• _Given exercise_
Restate the records below word for word.

• _Provided records_
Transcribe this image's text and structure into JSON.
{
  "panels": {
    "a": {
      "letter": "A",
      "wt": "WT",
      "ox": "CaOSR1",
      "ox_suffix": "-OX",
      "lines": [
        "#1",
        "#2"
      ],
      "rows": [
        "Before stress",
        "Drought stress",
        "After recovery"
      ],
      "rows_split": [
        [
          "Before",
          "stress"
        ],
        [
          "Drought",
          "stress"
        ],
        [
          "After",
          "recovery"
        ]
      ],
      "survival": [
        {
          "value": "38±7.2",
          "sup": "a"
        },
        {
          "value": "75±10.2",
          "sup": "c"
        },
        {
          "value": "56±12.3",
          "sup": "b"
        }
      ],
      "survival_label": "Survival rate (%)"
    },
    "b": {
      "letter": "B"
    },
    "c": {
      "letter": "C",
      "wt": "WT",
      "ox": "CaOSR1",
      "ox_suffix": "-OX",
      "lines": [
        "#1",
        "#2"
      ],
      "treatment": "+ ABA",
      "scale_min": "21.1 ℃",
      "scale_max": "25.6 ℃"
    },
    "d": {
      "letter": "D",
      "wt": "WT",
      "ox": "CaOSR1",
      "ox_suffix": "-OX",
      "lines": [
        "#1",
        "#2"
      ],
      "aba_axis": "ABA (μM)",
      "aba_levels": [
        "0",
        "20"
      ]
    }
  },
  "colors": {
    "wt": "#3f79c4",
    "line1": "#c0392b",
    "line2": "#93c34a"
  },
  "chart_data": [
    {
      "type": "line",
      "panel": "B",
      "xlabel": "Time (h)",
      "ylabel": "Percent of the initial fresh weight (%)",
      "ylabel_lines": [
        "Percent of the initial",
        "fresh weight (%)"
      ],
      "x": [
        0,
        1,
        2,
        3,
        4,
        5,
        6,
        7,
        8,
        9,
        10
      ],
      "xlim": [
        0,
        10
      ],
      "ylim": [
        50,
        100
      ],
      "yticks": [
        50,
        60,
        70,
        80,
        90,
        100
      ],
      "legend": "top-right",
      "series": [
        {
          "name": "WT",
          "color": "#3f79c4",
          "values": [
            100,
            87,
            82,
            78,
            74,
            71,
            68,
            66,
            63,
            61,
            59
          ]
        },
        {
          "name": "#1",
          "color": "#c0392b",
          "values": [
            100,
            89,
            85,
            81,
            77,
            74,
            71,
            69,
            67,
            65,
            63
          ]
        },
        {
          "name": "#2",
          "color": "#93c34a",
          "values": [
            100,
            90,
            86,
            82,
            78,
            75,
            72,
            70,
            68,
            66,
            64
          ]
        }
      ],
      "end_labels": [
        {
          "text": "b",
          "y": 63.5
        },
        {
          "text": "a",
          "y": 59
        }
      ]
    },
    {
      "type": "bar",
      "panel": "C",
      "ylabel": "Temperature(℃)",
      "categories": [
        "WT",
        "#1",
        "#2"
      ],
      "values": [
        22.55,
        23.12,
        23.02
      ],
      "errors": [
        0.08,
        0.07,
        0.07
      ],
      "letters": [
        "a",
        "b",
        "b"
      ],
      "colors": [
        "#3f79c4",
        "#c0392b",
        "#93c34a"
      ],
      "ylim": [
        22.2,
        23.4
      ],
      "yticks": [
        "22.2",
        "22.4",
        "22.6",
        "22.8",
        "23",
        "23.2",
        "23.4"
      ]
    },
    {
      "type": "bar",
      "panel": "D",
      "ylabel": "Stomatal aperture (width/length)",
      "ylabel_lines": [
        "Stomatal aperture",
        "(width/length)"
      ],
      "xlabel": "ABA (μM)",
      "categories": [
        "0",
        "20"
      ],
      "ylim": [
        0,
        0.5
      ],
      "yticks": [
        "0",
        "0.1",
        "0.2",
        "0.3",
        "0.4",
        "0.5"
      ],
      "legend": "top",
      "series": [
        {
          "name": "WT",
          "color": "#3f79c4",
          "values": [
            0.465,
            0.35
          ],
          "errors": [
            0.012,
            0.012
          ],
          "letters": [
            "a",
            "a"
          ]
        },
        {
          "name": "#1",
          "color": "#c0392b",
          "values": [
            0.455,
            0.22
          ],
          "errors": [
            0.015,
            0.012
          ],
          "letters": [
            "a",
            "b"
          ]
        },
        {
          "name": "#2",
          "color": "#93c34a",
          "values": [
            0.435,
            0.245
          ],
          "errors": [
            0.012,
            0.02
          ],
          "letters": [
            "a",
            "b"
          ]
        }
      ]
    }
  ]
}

• _The output_
Transcribe this image's text and structure into JSON.
{
  "panels": {
    "a": {
      "letter": "A",
      "wt": "WT",
      "ox": "CaOSR1",
      "ox_suffix": "-OX",
      "lines": [
        "#1",
        "#2"
      ],
      "rows": [
        "Before stress",
        "Drought stress",
        "After recovery"
      ],
      "rows_split": [
        [
          "Before",
          "stress"
        ],
        [
          "Drought",
          "stress"
        ],
        [
          "After",
          "recovery"
        ]
      ],
      "survival": [
        {
          "value": "38±7.2",
          "sup": "a"
        },
        {
          "value": "75±10.2",
          "sup": "c"
        },
        {
          "value": "56±12.3",
          "sup": "b"
        }
      ],
      "survival_label": "Survival rate (%)"
    },
    "b": {
      "letter": "B"
    },
    "c": {
      "letter": "C",
      "wt": "WT",
      "ox": "CaOSR1",
      "ox_suffix": "-OX",
      "lines": [
        "#1",
        "#2"
      ],
      "treatment": "+ ABA",
      "scale_min": "21.1 ℃",
      "scale_max": "25.6 ℃"
    },
    "d": {
      "letter": "D",
      "wt": "WT",
      "ox": "CaOSR1",
      "ox_suffix": "-OX",
      "lines": [
        "#1",
        "#2"
      ],
      "aba_axis": "ABA (μM)",
      "aba_levels": [
        "0",
        "20"
      ]
    }
  },
  "colors": {
    "wt": "#3f79c4",
    "line1": "#c0392b",
    "line2": "#93c34a"
  },
  "chart_data": [
    {
      "type": "line",
      "panel": "B",
      "xlabel": "Time (h)",
      "ylabel": "Percent of the initial fresh weight (%)",
      "ylabel_lines": [
        "Percent of the initial",
        "fresh weight (%)"
      ],
      "x": [
        0,
        1,
        2,
        3,
        4,
        5,
        6,
        7,
        8,
        9,
        10
      ],
      "xlim": [
        0,
        10
      ],
      "ylim": [
        50,
        100
      ],
      "yticks": [
        50,
        60,
        70,
        80,
        90,
        100
      ],
      "legend": "top-right",
      "series": [
        {
          "name": "WT",
          "color": "#3f79c4",
          "values": [
            100,
            87,
            82,
            78,
            74,
            71,
            68,
            66,
            63,
            61,
            59
          ]
        },
        {
          "name": "#1",
          "color": "#c0392b",
          "values": [
            100,
            89,
            85,
            81,
            77,
            74,
            71,
            69,
            67,
            65,
            63
          ]
        },
        {
          "name": "#2",
          "color": "#93c34a",
          "values": [
            100,
            90,
            86,
            82,
            78,
            75,
            72,
            70,
            68,
            66,
            64
          ]
        }
      ],
      "end_labels": [
        {
          "text": "b",
          "y": 63.5
        },
        {
          "text": "a",
          "y": 59
        }
      ]
    },
    {
      "type": "bar",
      "panel": "C",
      "ylabel": "Temperature(℃)",
      "categories": [
        "WT",
        "#1",
        "#2"
      ],
      "values": [
        22.55,
        23.12,
        23.02
      ],
      "errors": [
        0.08,
        0.07,
        0.07
      ],
      "letters": [
        "a",
        "b",
        "b"
      ],
      "colors": [
        "#3f79c4",
        "#c0392b",
        "#93c34a"
      ],
      "ylim": [
        22.2,
        23.4
      ],
      "yticks": [
        "22.2",
        "22.4",
        "22.6",
        "22.8",
        "23",
        "23.2",
        "23.4"
      ]
    },
    {
      "type": "bar",
      "panel": "D",
      "ylabel": "Stomatal aperture (width/length)",
      "ylabel_lines": [
        "Stomatal aperture",
        "(width/length)"
      ],
      "xlabel": "ABA (μM)",
      "categories": [
        "0",
        "20"
      ],
      "ylim": [
        0,
        0.5
      ],
      "yticks": [
        "0",
        "0.1",
        "0.2",
        "0.3",
        "0.4",
        "0.5"
      ],
      "legend": "top",
      "series": [
        {
          "name": "WT",
          "color": "#3f79c4",
          "values": [
            0.465,
            0.35
          ],
          "errors": [
            0.012,
            0.012
          ],
          "letters": [
            "a",
            "a"
          ]
        },
        {
          "name": "#1",
          "color": "#c0392b",
          "values": [
            0.455,
            0.22
          ],
          "errors": [
            0.015,
            0.012
          ],
          "letters": [
            "a",
            "b"
          ]
        },
        {
          "name": "#2",
          "color": "#93c34a",
          "values": [
            0.435,
            0.245
          ],
          "errors": [
            0.012,
            0.02
          ],
          "letters": [
            "a",
            "b"
          ]
        }
      ]
    }
  ]
}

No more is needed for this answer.